= PROBLEM =
Set down each entry from the block beneath, exactly as written.

= Dataset items =

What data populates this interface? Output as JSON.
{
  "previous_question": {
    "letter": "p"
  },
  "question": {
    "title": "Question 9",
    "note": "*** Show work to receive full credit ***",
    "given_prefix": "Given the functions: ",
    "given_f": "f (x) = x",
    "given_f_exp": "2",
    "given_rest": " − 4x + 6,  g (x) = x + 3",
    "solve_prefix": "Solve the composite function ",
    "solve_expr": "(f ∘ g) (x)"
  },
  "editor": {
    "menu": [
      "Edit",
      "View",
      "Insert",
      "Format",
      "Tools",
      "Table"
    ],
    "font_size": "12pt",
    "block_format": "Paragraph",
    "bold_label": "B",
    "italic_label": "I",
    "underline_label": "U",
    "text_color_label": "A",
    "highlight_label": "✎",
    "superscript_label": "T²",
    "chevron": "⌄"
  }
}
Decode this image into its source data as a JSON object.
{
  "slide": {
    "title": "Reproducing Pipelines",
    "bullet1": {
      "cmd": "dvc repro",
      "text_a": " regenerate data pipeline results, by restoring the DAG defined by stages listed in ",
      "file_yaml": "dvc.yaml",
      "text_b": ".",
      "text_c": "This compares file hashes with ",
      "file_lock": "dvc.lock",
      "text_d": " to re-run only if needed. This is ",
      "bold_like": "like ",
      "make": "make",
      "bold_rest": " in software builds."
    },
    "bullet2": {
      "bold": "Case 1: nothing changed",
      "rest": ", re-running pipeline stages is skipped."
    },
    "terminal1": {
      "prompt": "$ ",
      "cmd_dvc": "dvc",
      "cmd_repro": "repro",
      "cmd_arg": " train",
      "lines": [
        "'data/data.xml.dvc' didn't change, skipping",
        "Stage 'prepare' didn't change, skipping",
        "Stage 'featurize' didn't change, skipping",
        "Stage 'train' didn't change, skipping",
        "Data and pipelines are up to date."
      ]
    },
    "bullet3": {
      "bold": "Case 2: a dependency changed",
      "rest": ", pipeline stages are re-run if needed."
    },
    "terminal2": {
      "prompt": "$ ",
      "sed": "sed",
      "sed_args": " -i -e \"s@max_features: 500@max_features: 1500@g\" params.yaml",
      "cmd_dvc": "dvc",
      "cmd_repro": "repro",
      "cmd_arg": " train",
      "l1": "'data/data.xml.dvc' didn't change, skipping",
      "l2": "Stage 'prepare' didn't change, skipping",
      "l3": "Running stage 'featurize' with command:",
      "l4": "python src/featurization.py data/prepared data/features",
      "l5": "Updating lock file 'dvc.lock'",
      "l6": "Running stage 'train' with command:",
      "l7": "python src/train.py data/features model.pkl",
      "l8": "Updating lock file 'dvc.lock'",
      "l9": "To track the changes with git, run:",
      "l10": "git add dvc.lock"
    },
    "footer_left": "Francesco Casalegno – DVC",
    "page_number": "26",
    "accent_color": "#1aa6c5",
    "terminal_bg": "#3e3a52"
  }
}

= TASK RESPONSE =
What data populates this interface? Output as JSON.
{
  "previous_question": {
    "letter": "p"
  },
  "question": {
    "title": "Question 9",
    "note": "*** Show work to receive full credit ***",
    "given_prefix": "Given the functions: ",
    "given_f": "f (x) = x",
    "given_f_exp": "2",
    "given_rest": " − 4x + 6,  g (x) = x + 3",
    "solve_prefix": "Solve the composite function ",
    "solve_expr": "(f ∘ g) (x)"
  },
  "editor": {
    "menu": [
      "Edit",
      "View",
      "Insert",
      "Format",
      "Tools",
      "Table"
    ],
    "font_size": "12pt",
    "block_format": "Paragraph",
    "bold_label": "B",
    "italic_label": "I",
    "underline_label": "U",
    "text_color_label": "A",
    "highlight_label": "✎",
    "superscript_label": "T²",
    "chevron": "⌄"
  }
}
Decode this image into its source data as a JSON object.
{
  "slide": {
    "title": "Reproducing Pipelines",
    "bullet1": {
      "cmd": "dvc repro",
      "text_a": " regenerate data pipeline results, by restoring the DAG defined by stages listed in ",
      "file_yaml": "dvc.yaml",
      "text_b": ".",
      "text_c": "This compares file hashes with ",
      "file_lock": "dvc.lock",
      "text_d": " to re-run only if needed. This is ",
      "bold_like": "like ",
      "make": "make",
      "bold_rest": " in software builds."
    },
    "bullet2": {
      "bold": "Case 1: nothing changed",
      "rest": ", re-running pipeline stages is skipped."
    },
    "terminal1": {
      "prompt": "$ ",
      "cmd_dvc": "dvc",
      "cmd_repro": "repro",
      "cmd_arg": " train",
      "lines": [
        "'data/data.xml.dvc' didn't change, skipping",
        "Stage 'prepare' didn't change, skipping",
        "Stage 'featurize' didn't change, skipping",
        "Stage 'train' didn't change, skipping",
        "Data and pipelines are up to date."
      ]
    },
    "bullet3": {
      "bold": "Case 2: a dependency changed",
      "rest": ", pipeline stages are re-run if needed."
    },
    "terminal2": {
      "prompt": "$ ",
      "sed": "sed",
      "sed_args": " -i -e \"s@max_features: 500@max_features: 1500@g\" params.yaml",
      "cmd_dvc": "dvc",
      "cmd_repro": "repro",
      "cmd_arg": " train",
      "l1": "'data/data.xml.dvc' didn't change, skipping",
      "l2": "Stage 'prepare' didn't change, skipping",
      "l3": "Running stage 'featurize' with command:",
      "l4": "python src/featurization.py data/prepared data/features",
      "l5": "Updating lock file 'dvc.lock'",
      "l6": "Running stage 'train' with command:",
      "l7": "python src/train.py data/features model.pkl",
      "l8": "Updating lock file 'dvc.lock'",
      "l9": "To track the changes with git, run:",
      "l10": "git add dvc.lock"
    },
    "footer_left": "Francesco Casalegno – DVC",
    "page_number": "26",
    "accent_color": "#1aa6c5",
    "terminal_bg": "#3e3a52"
  }
}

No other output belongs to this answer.